── Record extracts

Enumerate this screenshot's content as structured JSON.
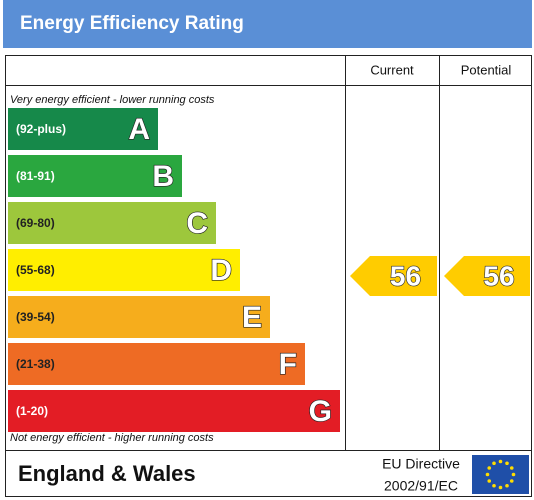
{
  "header": {
    "title": "Energy Efficiency Rating"
  },
  "columns": [
    "Current",
    "Potential"
  ],
  "top_note": "Very energy efficient - lower running costs",
  "bottom_note": "Not energy efficient - higher running costs",
  "bands": [
    {
      "range": "(92-plus)",
      "letter": "A",
      "color": "#16894a",
      "text_color": "#ffffff"
    },
    {
      "range": "(81-91)",
      "letter": "B",
      "color": "#2aa73f",
      "text_color": "#ffffff"
    },
    {
      "range": "(69-80)",
      "letter": "C",
      "color": "#9dc73c",
      "text_color": "#222222"
    },
    {
      "range": "(55-68)",
      "letter": "D",
      "color": "#ffee00",
      "text_color": "#222222"
    },
    {
      "range": "(39-54)",
      "letter": "E",
      "color": "#f6ad1c",
      "text_color": "#222222"
    },
    {
      "range": "(21-38)",
      "letter": "F",
      "color": "#ee6b24",
      "text_color": "#222222"
    },
    {
      "range": "(1-20)",
      "letter": "G",
      "color": "#e31d25",
      "text_color": "#ffffff"
    }
  ],
  "current": 56,
  "potential": 56,
  "arrow_color": "#ffcc00",
  "footer": {
    "region": "England & Wales",
    "directive": [
      "EU Directive",
      "2002/91/EC"
    ]
  }
}
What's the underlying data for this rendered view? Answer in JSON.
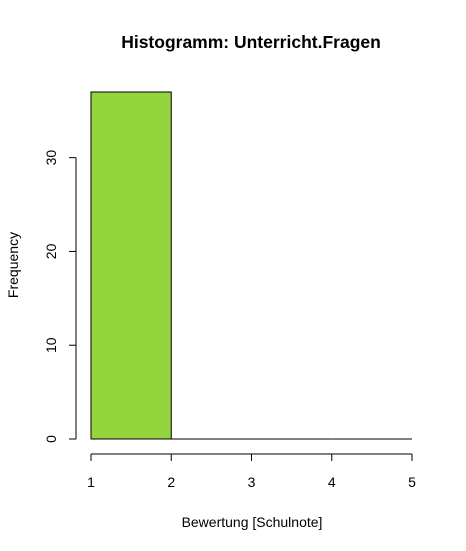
{
  "chart_data": {
    "type": "bar",
    "title": "Histogramm: Unterricht.Fragen",
    "xlabel": "Bewertung [Schulnote]",
    "ylabel": "Frequency",
    "bins": [
      [
        1,
        2
      ],
      [
        2,
        3
      ],
      [
        3,
        4
      ],
      [
        4,
        5
      ]
    ],
    "values": [
      37,
      0,
      0,
      0
    ],
    "xlim": [
      1,
      5
    ],
    "ylim": [
      0,
      37
    ],
    "x_ticks": [
      1,
      2,
      3,
      4,
      5
    ],
    "y_ticks": [
      0,
      10,
      20,
      30
    ],
    "bar_color": "#94d43c",
    "bar_outline": "#000000",
    "grid": false
  }
}
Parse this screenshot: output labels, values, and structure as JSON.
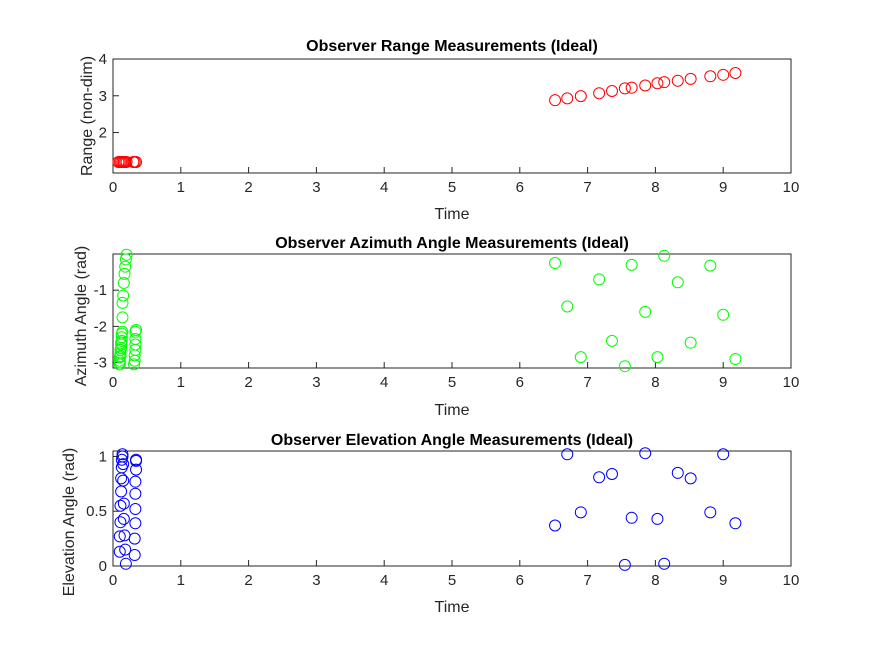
{
  "chart_data": [
    {
      "type": "scatter",
      "title": "Observer Range Measurements (Ideal)",
      "xlabel": "Time",
      "ylabel": "Range (non-dim)",
      "xlim": [
        0,
        10
      ],
      "ylim": [
        0.9,
        4
      ],
      "xticks": [
        0,
        1,
        2,
        3,
        4,
        5,
        6,
        7,
        8,
        9,
        10
      ],
      "yticks": [
        2,
        3,
        4
      ],
      "grid": false,
      "marker": "open-circle",
      "color": "#ff0000",
      "x": [
        0.08,
        0.1,
        0.12,
        0.14,
        0.16,
        0.18,
        0.2,
        0.3,
        0.32,
        0.34,
        6.52,
        6.7,
        6.9,
        7.17,
        7.36,
        7.55,
        7.65,
        7.85,
        8.03,
        8.13,
        8.33,
        8.52,
        8.81,
        9.0,
        9.18
      ],
      "y": [
        1.2,
        1.2,
        1.2,
        1.2,
        1.2,
        1.2,
        1.2,
        1.2,
        1.2,
        1.2,
        2.88,
        2.93,
        2.99,
        3.07,
        3.13,
        3.2,
        3.22,
        3.28,
        3.34,
        3.37,
        3.41,
        3.46,
        3.53,
        3.57,
        3.62
      ]
    },
    {
      "type": "scatter",
      "title": "Observer Azimuth Angle Measurements (Ideal)",
      "xlabel": "Time",
      "ylabel": "Azimuth Angle (rad)",
      "xlim": [
        0,
        10
      ],
      "ylim": [
        -3.15,
        0
      ],
      "xticks": [
        0,
        1,
        2,
        3,
        4,
        5,
        6,
        7,
        8,
        9,
        10
      ],
      "yticks": [
        -3,
        -2,
        -1
      ],
      "grid": false,
      "marker": "open-circle",
      "color": "#00ff00",
      "x": [
        0.1,
        0.11,
        0.12,
        0.13,
        0.14,
        0.14,
        0.15,
        0.16,
        0.17,
        0.18,
        0.19,
        0.2,
        0.14,
        0.13,
        0.12,
        0.11,
        0.1,
        0.1,
        0.1,
        0.11,
        0.12,
        0.13,
        0.31,
        0.32,
        0.32,
        0.33,
        0.33,
        0.33,
        0.33,
        0.34,
        6.52,
        6.7,
        6.9,
        7.17,
        7.36,
        7.55,
        7.65,
        7.85,
        8.03,
        8.13,
        8.33,
        8.52,
        8.81,
        9.0,
        9.18
      ],
      "y": [
        -3.0,
        -2.82,
        -2.6,
        -2.4,
        -2.15,
        -1.75,
        -1.15,
        -0.8,
        -0.55,
        -0.35,
        -0.15,
        -0.02,
        -1.35,
        -2.2,
        -2.45,
        -2.65,
        -2.85,
        -2.95,
        -3.05,
        -2.75,
        -2.5,
        -2.3,
        -3.05,
        -2.95,
        -2.8,
        -2.65,
        -2.5,
        -2.35,
        -2.15,
        -2.1,
        -0.25,
        -1.45,
        -2.85,
        -0.7,
        -2.4,
        -3.1,
        -0.3,
        -1.6,
        -2.85,
        -0.05,
        -0.78,
        -2.45,
        -0.32,
        -1.68,
        -2.9
      ]
    },
    {
      "type": "scatter",
      "title": "Observer Elevation Angle Measurements (Ideal)",
      "xlabel": "Time",
      "ylabel": "Elevation Angle (rad)",
      "xlim": [
        0,
        10
      ],
      "ylim": [
        0,
        1.05
      ],
      "xticks": [
        0,
        1,
        2,
        3,
        4,
        5,
        6,
        7,
        8,
        9,
        10
      ],
      "yticks": [
        0,
        0.5,
        1
      ],
      "grid": false,
      "marker": "open-circle",
      "color": "#0000ff",
      "x": [
        0.1,
        0.1,
        0.11,
        0.11,
        0.12,
        0.12,
        0.13,
        0.13,
        0.14,
        0.14,
        0.15,
        0.15,
        0.16,
        0.16,
        0.17,
        0.18,
        0.19,
        0.32,
        0.32,
        0.33,
        0.33,
        0.33,
        0.33,
        0.34,
        0.34,
        0.34,
        6.52,
        6.7,
        6.9,
        7.17,
        7.36,
        7.55,
        7.65,
        7.85,
        8.03,
        8.13,
        8.33,
        8.52,
        8.81,
        9.0,
        9.18
      ],
      "y": [
        0.13,
        0.27,
        0.4,
        0.55,
        0.68,
        0.8,
        0.9,
        0.97,
        1.02,
        1.0,
        0.93,
        0.78,
        0.57,
        0.43,
        0.28,
        0.15,
        0.02,
        0.1,
        0.25,
        0.39,
        0.52,
        0.66,
        0.77,
        0.88,
        0.97,
        0.96,
        0.37,
        1.02,
        0.49,
        0.81,
        0.84,
        0.01,
        0.44,
        1.03,
        0.43,
        0.02,
        0.85,
        0.8,
        0.49,
        1.02,
        0.39
      ]
    }
  ]
}
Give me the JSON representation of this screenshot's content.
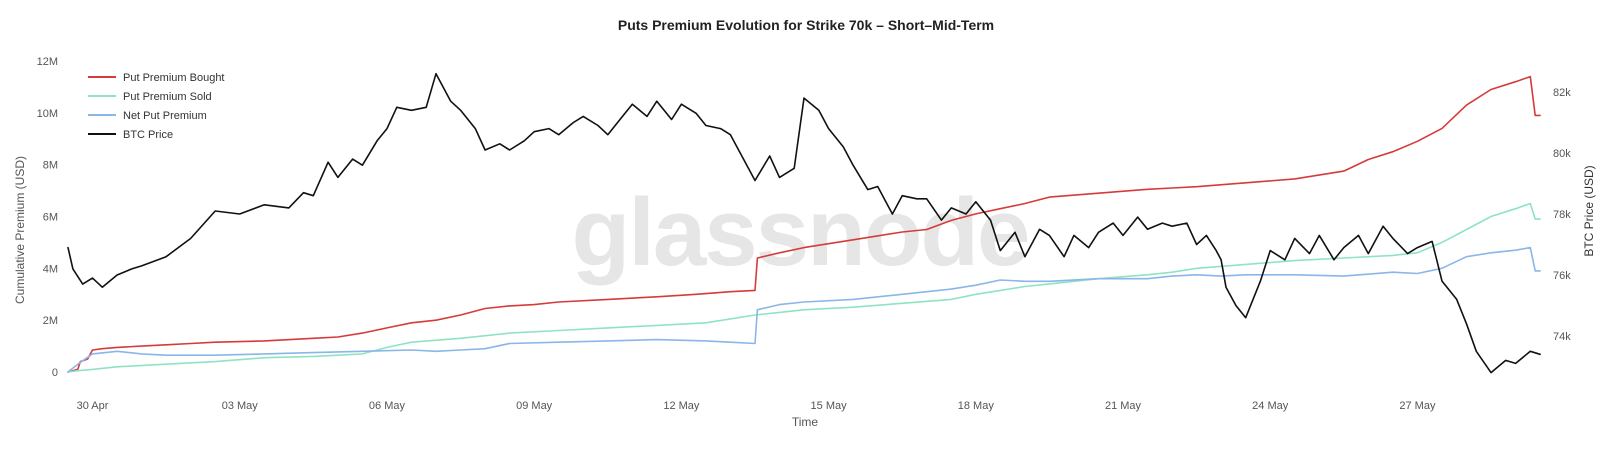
{
  "watermark": "glassnode",
  "chart_data": {
    "type": "line",
    "title": "Puts Premium Evolution for Strike 70k – Short–Mid-Term",
    "xlabel": "Time",
    "ylabel": "Cumulative Premium (USD)",
    "y2label": "BTC Price (USD)",
    "xlim": [
      0,
      30.1
    ],
    "ylim": [
      0,
      12000000
    ],
    "y2lim": [
      72000,
      83000
    ],
    "x_ticks": [
      {
        "x": 0.5,
        "label": "30 Apr"
      },
      {
        "x": 3.5,
        "label": "03 May"
      },
      {
        "x": 6.5,
        "label": "06 May"
      },
      {
        "x": 9.5,
        "label": "09 May"
      },
      {
        "x": 12.5,
        "label": "12 May"
      },
      {
        "x": 15.5,
        "label": "15 May"
      },
      {
        "x": 18.5,
        "label": "18 May"
      },
      {
        "x": 21.5,
        "label": "21 May"
      },
      {
        "x": 24.5,
        "label": "24 May"
      },
      {
        "x": 27.5,
        "label": "27 May"
      }
    ],
    "y_ticks": [
      {
        "v": 0,
        "label": "0"
      },
      {
        "v": 2000000,
        "label": "2M"
      },
      {
        "v": 4000000,
        "label": "4M"
      },
      {
        "v": 6000000,
        "label": "6M"
      },
      {
        "v": 8000000,
        "label": "8M"
      },
      {
        "v": 10000000,
        "label": "10M"
      },
      {
        "v": 12000000,
        "label": "12M"
      }
    ],
    "y2_ticks": [
      {
        "v": 74000,
        "label": "74k"
      },
      {
        "v": 76000,
        "label": "76k"
      },
      {
        "v": 78000,
        "label": "78k"
      },
      {
        "v": 80000,
        "label": "80k"
      },
      {
        "v": 82000,
        "label": "82k"
      }
    ],
    "legend_position": "top-left",
    "grid": false,
    "series": [
      {
        "name": "Put Premium Bought",
        "color": "#d63b3b",
        "axis": "left",
        "x": [
          0.0,
          0.2,
          0.25,
          0.4,
          0.5,
          0.7,
          1.0,
          1.5,
          2.0,
          2.5,
          3.0,
          4.0,
          5.0,
          5.5,
          6.0,
          6.5,
          7.0,
          7.5,
          8.0,
          8.5,
          9.0,
          9.5,
          10.0,
          11.0,
          12.0,
          12.8,
          13.5,
          14.0,
          14.05,
          14.5,
          15.0,
          16.0,
          17.0,
          17.5,
          18.0,
          18.5,
          19.0,
          19.5,
          20.0,
          21.0,
          22.0,
          22.5,
          23.0,
          24.0,
          25.0,
          26.0,
          26.5,
          27.0,
          27.5,
          28.0,
          28.5,
          29.0,
          29.5,
          29.8,
          29.9,
          30.0
        ],
        "y": [
          0,
          100000,
          400000,
          500000,
          850000,
          900000,
          950000,
          1000000,
          1050000,
          1100000,
          1150000,
          1200000,
          1300000,
          1350000,
          1500000,
          1700000,
          1900000,
          2000000,
          2200000,
          2450000,
          2550000,
          2600000,
          2700000,
          2800000,
          2900000,
          3000000,
          3100000,
          3150000,
          4400000,
          4600000,
          4800000,
          5100000,
          5400000,
          5500000,
          5850000,
          6100000,
          6300000,
          6500000,
          6750000,
          6900000,
          7050000,
          7100000,
          7150000,
          7300000,
          7450000,
          7750000,
          8200000,
          8500000,
          8900000,
          9400000,
          10300000,
          10900000,
          11200000,
          11400000,
          9900000,
          9900000
        ]
      },
      {
        "name": "Put Premium Sold",
        "color": "#8fe3c4",
        "axis": "left",
        "x": [
          0.0,
          0.2,
          0.5,
          1.0,
          2.0,
          3.0,
          4.0,
          5.0,
          5.5,
          6.0,
          6.5,
          7.0,
          8.0,
          9.0,
          10.0,
          11.0,
          12.0,
          13.0,
          14.0,
          14.5,
          15.0,
          16.0,
          17.0,
          18.0,
          18.5,
          19.0,
          19.5,
          20.0,
          21.0,
          22.0,
          22.5,
          23.0,
          24.0,
          25.0,
          26.0,
          27.0,
          27.5,
          28.0,
          28.5,
          29.0,
          29.5,
          29.8,
          29.9,
          30.0
        ],
        "y": [
          0,
          50000,
          100000,
          200000,
          300000,
          400000,
          550000,
          600000,
          650000,
          700000,
          950000,
          1150000,
          1300000,
          1500000,
          1600000,
          1700000,
          1800000,
          1900000,
          2200000,
          2300000,
          2400000,
          2500000,
          2650000,
          2800000,
          3000000,
          3150000,
          3300000,
          3400000,
          3600000,
          3750000,
          3850000,
          4000000,
          4150000,
          4300000,
          4400000,
          4500000,
          4600000,
          5000000,
          5500000,
          6000000,
          6300000,
          6500000,
          5900000,
          5900000
        ]
      },
      {
        "name": "Net Put Premium",
        "color": "#8ab6ea",
        "axis": "left",
        "x": [
          0.0,
          0.2,
          0.5,
          1.0,
          1.5,
          2.0,
          3.0,
          4.0,
          5.0,
          6.0,
          7.0,
          7.5,
          8.0,
          8.5,
          9.0,
          10.0,
          11.0,
          12.0,
          13.0,
          13.5,
          14.0,
          14.05,
          14.5,
          15.0,
          16.0,
          17.0,
          18.0,
          18.5,
          19.0,
          19.5,
          20.0,
          21.0,
          22.0,
          22.5,
          23.0,
          23.5,
          24.0,
          25.0,
          26.0,
          27.0,
          27.5,
          28.0,
          28.5,
          29.0,
          29.5,
          29.8,
          29.9,
          30.0
        ],
        "y": [
          0,
          300000,
          700000,
          800000,
          700000,
          650000,
          650000,
          700000,
          750000,
          800000,
          850000,
          800000,
          850000,
          900000,
          1100000,
          1150000,
          1200000,
          1250000,
          1200000,
          1150000,
          1100000,
          2400000,
          2600000,
          2700000,
          2800000,
          3000000,
          3200000,
          3350000,
          3550000,
          3500000,
          3500000,
          3600000,
          3600000,
          3700000,
          3750000,
          3700000,
          3750000,
          3750000,
          3700000,
          3850000,
          3800000,
          4000000,
          4450000,
          4600000,
          4700000,
          4800000,
          3900000,
          3900000
        ]
      },
      {
        "name": "BTC Price",
        "color": "#111111",
        "axis": "right",
        "x": [
          0.0,
          0.1,
          0.3,
          0.5,
          0.7,
          1.0,
          1.3,
          1.5,
          2.0,
          2.5,
          3.0,
          3.5,
          4.0,
          4.5,
          4.8,
          5.0,
          5.3,
          5.5,
          5.8,
          6.0,
          6.3,
          6.5,
          6.7,
          7.0,
          7.3,
          7.5,
          7.8,
          8.0,
          8.3,
          8.5,
          8.8,
          9.0,
          9.3,
          9.5,
          9.8,
          10.0,
          10.3,
          10.5,
          10.8,
          11.0,
          11.3,
          11.5,
          11.8,
          12.0,
          12.3,
          12.5,
          12.8,
          13.0,
          13.3,
          13.5,
          13.8,
          14.0,
          14.3,
          14.5,
          14.8,
          15.0,
          15.3,
          15.5,
          15.8,
          16.0,
          16.3,
          16.5,
          16.8,
          17.0,
          17.3,
          17.5,
          17.8,
          18.0,
          18.3,
          18.5,
          18.8,
          19.0,
          19.3,
          19.5,
          19.8,
          20.0,
          20.3,
          20.5,
          20.8,
          21.0,
          21.3,
          21.5,
          21.8,
          22.0,
          22.3,
          22.5,
          22.8,
          23.0,
          23.2,
          23.4,
          23.5,
          23.6,
          23.8,
          24.0,
          24.3,
          24.5,
          24.8,
          25.0,
          25.3,
          25.5,
          25.8,
          26.0,
          26.3,
          26.5,
          26.8,
          27.0,
          27.3,
          27.5,
          27.8,
          28.0,
          28.3,
          28.5,
          28.7,
          29.0,
          29.3,
          29.5,
          29.8,
          30.0
        ],
        "y": [
          76900,
          76200,
          75700,
          75900,
          75600,
          76000,
          76200,
          76300,
          76600,
          77200,
          78100,
          78000,
          78300,
          78200,
          78700,
          78600,
          79700,
          79200,
          79800,
          79600,
          80400,
          80800,
          81500,
          81400,
          81500,
          82600,
          81700,
          81400,
          80800,
          80100,
          80300,
          80100,
          80400,
          80700,
          80800,
          80600,
          81000,
          81200,
          80900,
          80600,
          81200,
          81600,
          81200,
          81700,
          81100,
          81600,
          81300,
          80900,
          80800,
          80600,
          79700,
          79100,
          79900,
          79200,
          79500,
          81800,
          81400,
          80800,
          80200,
          79600,
          78800,
          78900,
          78000,
          78600,
          78500,
          78500,
          77800,
          78200,
          78000,
          78400,
          77800,
          76800,
          77400,
          76600,
          77500,
          77300,
          76600,
          77300,
          76900,
          77400,
          77700,
          77300,
          77900,
          77500,
          77700,
          77600,
          77700,
          77000,
          77300,
          76800,
          76500,
          75600,
          75000,
          74600,
          75800,
          76800,
          76500,
          77200,
          76700,
          77300,
          76500,
          76900,
          77300,
          76700,
          77600,
          77200,
          76700,
          76900,
          77100,
          75800,
          75200,
          74400,
          73500,
          72800,
          73200,
          73100,
          73500,
          73400
        ]
      }
    ]
  }
}
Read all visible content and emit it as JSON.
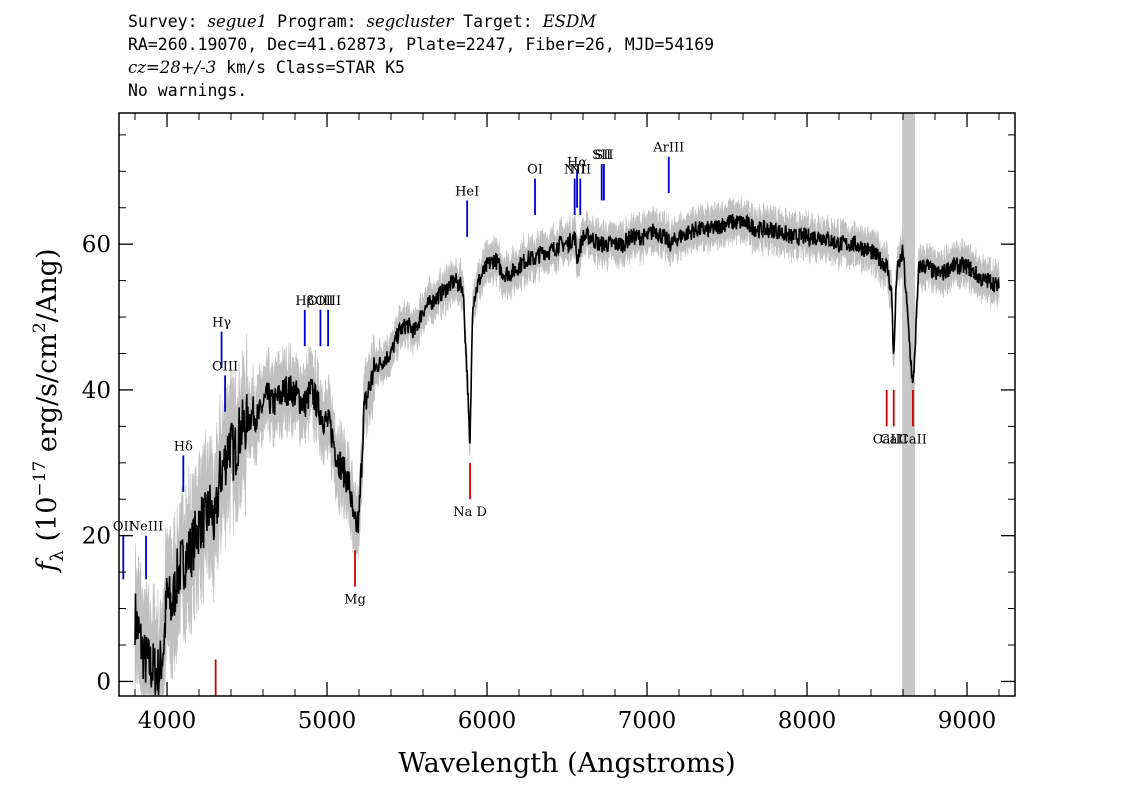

────

# Exercise
In the entries above, find each line with the word "letter" and copy it.

# Answer to the problem
      "letter": "A",
      "letter": "B",
      "letter": "C",
      "letter": "D",
      "letter": "E",
      "letter": "F",
      "letter": "G",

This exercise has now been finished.